* [Directions]:
Copy each line that contains the word "ایمنی".

•••••

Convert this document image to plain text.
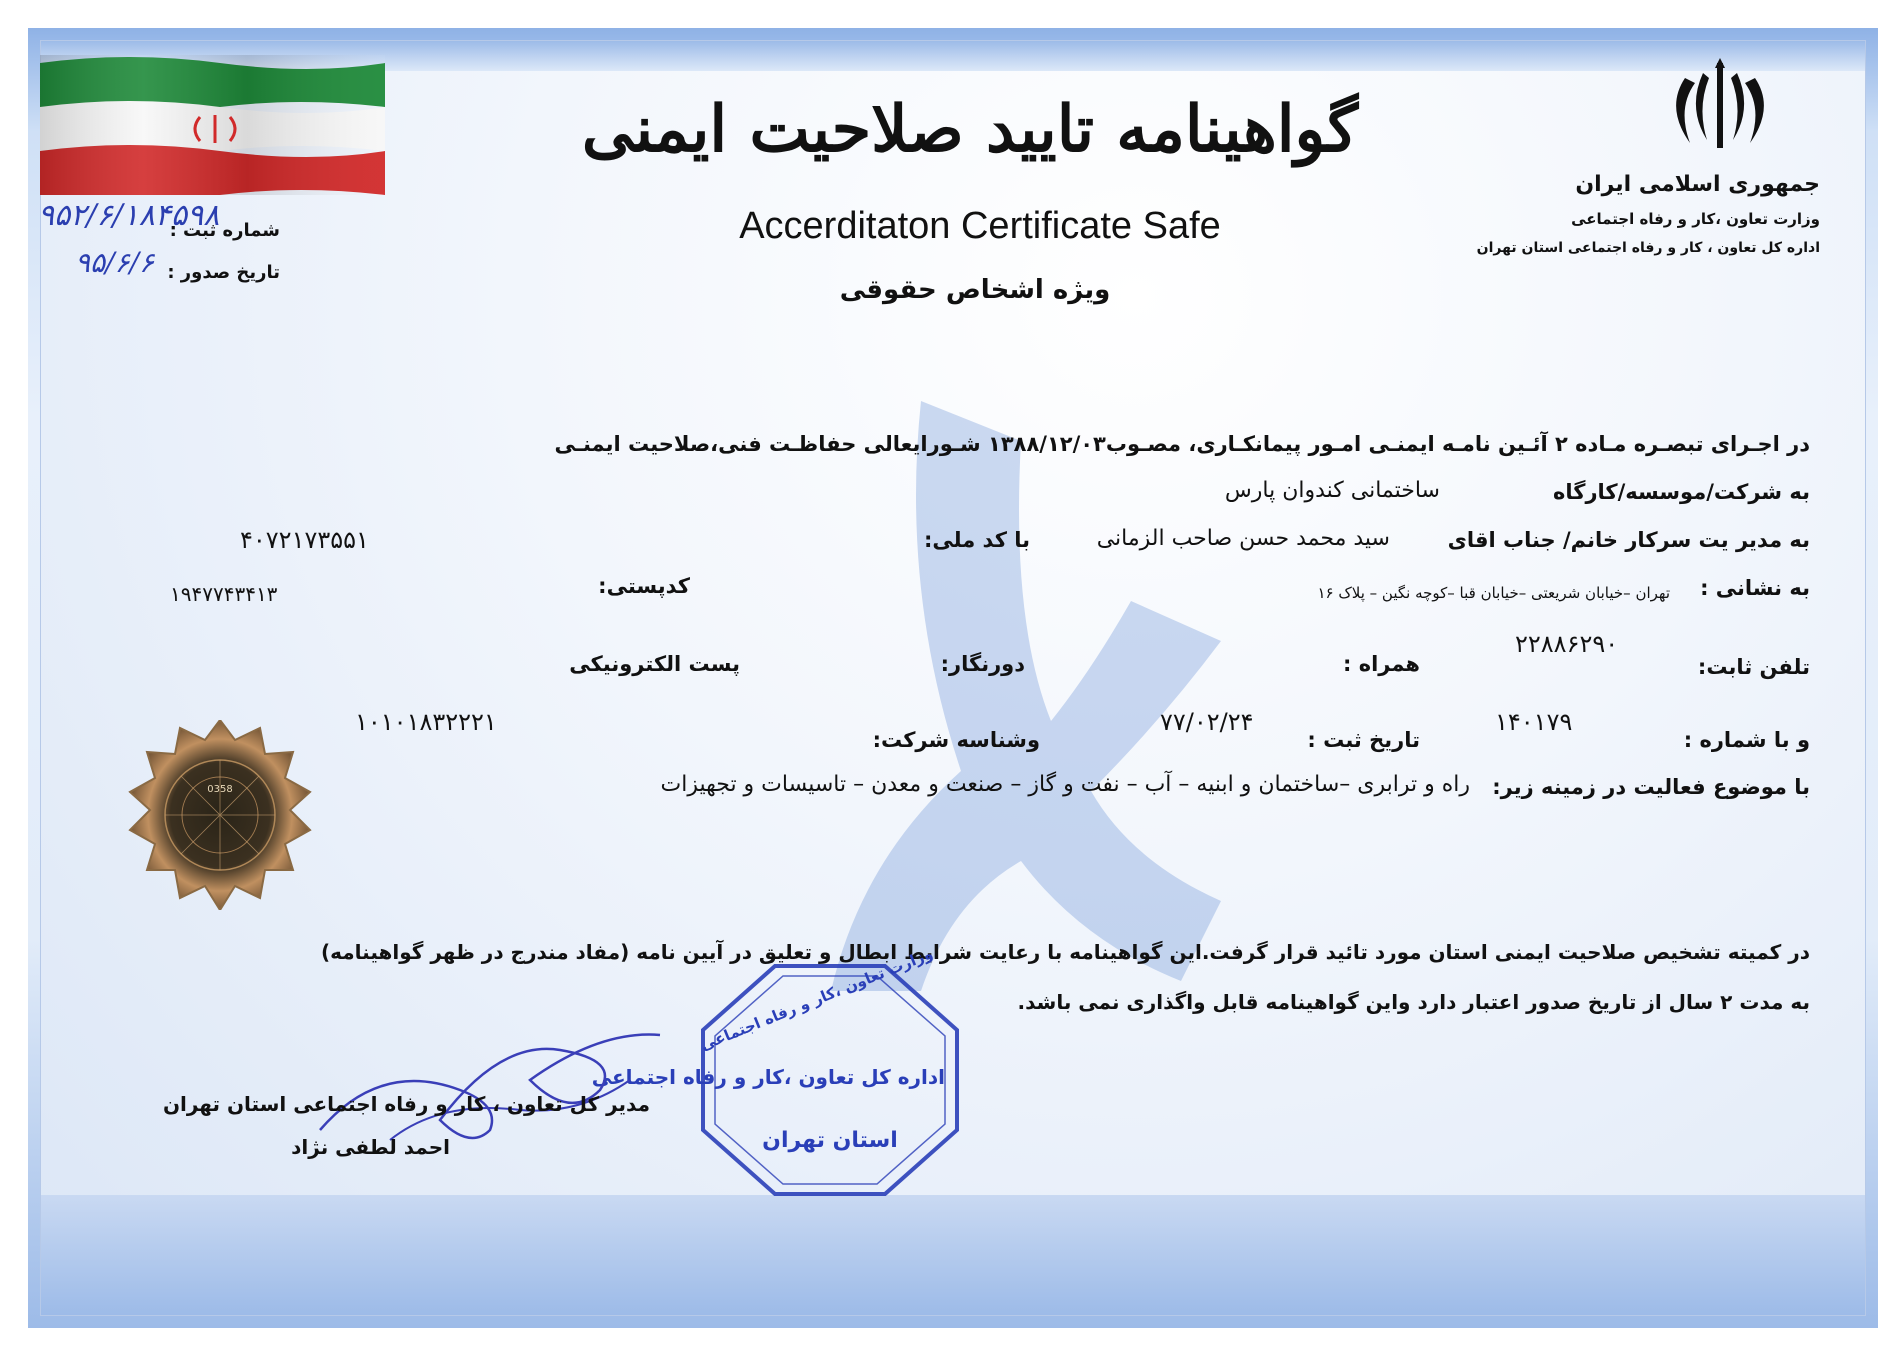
جمهوری اسلامی ایران
وزارت تعاون ،کار و رفاه اجتماعی
اداره کل تعاون ، کار و رفاه اجتماعی استان تهران
گواهینامه تایید صلاحیت ایمنی
Accerditaton Certificate Safe
ویژه اشخاص حقوقی
شماره ثبت :
۹۵۲/۶/۱۸۴۵۹۸
تاریخ صدور :
۹۵/۶/۶
در اجـرای تبصـره مـاده ۲ آئـین نامـه ایمنـی امـور پیمانکـاری، مصـوب۱۳۸۸/۱۲/۰۳ شـورایعالی حفاظـت فنی،صلاحیت ایمنـی
به شرکت/موسسه/کارگاه
ساختمانی کندوان پارس
به مدیر یت سرکار خانم/ جناب اقای
سید محمد حسن صاحب الزمانی
با کد ملی:
۴۰۷۲۱۷۳۵۵۱
به نشانی :
تهران –خیابان شریعتی –خیابان قبا –کوچه نگین – پلاک ۱۶
کدپستی:
۱۹۴۷۷۴۳۴۱۳
۲۲۸۸۶۲۹۰
تلفن ثابت:
همراه :
دورنگار:
پست الکترونیکی
۱۰۱۰۱۸۳۲۲۲۱	۷۷/۰۲/۲۴	۱۴۰۱۷۹
و با شماره :
تاریخ ثبت :
وشناسه شرکت:
با موضوع فعالیت در زمینه زیر:
راه و ترابری –ساختمان و ابنیه – آب – نفت و گاز – صنعت و معدن – تاسیسات و تجهیزات
در کمیته تشخیص صلاحیت ایمنی استان مورد تائید قرار گرفت.این گواهینامه با رعایت شرایط ابطال و تعلیق در آیین نامه (مفاد مندرج در ظهر گواهینامه)
به مدت ۲ سال از تاریخ صدور اعتبار دارد واین گواهینامه قابل واگذاری نمی باشد.
0358
وزارت تعاون ،کار و رفاه اجتماعی
اداره کل تعاون ،کار و رفاه اجتماعی
استان تهران
مدیر کل تعاون ، کار و رفاه اجتماعی استان تهران
احمد لطفی نژاد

•••••

* [Response to this exercise]:
گواهینامه تایید صلاحیت ایمنی
در کمیته تشخیص صلاحیت ایمنی استان مورد تائید قرار گرفت.این گواهینامه با رعایت شرایط ابطال و تعلیق در آیین نامه (مفاد مندرج در ظهر گواهینامه)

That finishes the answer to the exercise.